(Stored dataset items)
-- start --

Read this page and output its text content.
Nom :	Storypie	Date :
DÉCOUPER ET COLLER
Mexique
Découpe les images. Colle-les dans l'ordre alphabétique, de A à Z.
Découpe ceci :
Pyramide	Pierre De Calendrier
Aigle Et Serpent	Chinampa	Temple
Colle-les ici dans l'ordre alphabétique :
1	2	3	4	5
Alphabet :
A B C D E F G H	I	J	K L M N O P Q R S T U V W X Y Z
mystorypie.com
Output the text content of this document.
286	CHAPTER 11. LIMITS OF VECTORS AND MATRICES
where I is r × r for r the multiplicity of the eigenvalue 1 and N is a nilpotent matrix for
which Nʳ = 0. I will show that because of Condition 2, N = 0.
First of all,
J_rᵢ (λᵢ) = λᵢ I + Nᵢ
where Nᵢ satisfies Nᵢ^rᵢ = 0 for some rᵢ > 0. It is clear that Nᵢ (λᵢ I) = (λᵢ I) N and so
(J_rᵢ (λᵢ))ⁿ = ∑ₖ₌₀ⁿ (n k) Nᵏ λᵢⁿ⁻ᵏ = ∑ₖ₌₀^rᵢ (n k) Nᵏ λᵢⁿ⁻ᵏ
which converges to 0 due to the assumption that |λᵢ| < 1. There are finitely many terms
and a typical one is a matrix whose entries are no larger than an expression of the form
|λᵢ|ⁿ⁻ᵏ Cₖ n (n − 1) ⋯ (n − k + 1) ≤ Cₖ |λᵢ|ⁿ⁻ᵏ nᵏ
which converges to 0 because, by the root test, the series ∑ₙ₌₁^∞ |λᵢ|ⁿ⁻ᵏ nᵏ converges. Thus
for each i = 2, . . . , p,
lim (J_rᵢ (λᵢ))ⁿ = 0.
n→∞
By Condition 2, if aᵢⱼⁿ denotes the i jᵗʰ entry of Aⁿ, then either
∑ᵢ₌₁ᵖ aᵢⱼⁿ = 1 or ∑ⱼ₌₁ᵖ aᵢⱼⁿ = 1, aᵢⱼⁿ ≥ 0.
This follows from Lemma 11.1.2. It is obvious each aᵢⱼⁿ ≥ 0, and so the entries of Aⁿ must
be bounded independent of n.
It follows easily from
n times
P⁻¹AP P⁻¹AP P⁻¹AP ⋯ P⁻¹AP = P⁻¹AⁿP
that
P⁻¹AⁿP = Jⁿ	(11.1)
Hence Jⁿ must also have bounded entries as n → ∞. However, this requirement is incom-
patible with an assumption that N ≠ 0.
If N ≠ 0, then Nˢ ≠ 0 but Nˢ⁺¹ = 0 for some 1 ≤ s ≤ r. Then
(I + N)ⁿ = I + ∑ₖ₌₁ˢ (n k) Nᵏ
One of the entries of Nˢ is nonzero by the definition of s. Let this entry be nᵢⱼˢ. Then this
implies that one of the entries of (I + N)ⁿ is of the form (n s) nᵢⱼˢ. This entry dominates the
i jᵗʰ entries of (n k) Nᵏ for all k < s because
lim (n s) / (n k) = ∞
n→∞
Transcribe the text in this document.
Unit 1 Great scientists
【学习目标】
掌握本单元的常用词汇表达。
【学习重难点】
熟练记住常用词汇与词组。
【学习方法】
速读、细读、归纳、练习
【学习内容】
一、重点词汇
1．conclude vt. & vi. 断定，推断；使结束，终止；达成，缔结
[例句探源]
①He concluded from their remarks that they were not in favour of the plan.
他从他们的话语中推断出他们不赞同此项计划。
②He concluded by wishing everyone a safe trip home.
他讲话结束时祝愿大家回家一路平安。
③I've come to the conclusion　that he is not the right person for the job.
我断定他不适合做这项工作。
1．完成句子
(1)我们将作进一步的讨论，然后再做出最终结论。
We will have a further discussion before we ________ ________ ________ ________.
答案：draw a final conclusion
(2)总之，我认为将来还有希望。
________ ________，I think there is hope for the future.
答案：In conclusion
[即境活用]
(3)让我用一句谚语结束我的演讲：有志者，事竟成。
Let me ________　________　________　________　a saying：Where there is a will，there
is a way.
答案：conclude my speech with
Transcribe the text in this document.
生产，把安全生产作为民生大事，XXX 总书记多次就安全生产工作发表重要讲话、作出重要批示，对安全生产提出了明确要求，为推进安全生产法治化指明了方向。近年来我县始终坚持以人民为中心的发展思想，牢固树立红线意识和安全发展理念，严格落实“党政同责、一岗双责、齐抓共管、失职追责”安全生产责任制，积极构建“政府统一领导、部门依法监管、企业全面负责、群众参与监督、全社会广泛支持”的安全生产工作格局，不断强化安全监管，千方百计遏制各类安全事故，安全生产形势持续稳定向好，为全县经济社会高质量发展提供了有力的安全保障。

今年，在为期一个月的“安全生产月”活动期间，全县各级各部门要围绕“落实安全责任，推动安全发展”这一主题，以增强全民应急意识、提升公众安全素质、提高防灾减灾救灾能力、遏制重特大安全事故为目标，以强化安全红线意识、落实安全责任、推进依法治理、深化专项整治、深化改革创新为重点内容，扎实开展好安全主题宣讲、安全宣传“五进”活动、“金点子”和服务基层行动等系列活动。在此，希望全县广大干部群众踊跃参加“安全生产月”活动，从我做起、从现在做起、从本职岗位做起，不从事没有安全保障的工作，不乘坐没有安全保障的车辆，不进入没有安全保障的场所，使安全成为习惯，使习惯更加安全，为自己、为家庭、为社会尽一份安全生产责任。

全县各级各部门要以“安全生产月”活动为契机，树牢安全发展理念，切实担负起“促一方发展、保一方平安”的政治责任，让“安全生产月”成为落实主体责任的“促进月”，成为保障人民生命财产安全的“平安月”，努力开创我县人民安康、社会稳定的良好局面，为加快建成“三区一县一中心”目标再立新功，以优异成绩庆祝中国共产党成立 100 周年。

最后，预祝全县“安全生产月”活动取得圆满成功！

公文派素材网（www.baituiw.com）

-- end --

### WRITTEN INSTRUCTION
Each line above that holds the string "Condition" should be copied and shown.

### SOLVED PROBLEM
which Nʳ = 0. I will show that because of Condition 2, N = 0.
By Condition 2, if aᵢⱼⁿ denotes the i jᵗʰ entry of Aⁿ, then either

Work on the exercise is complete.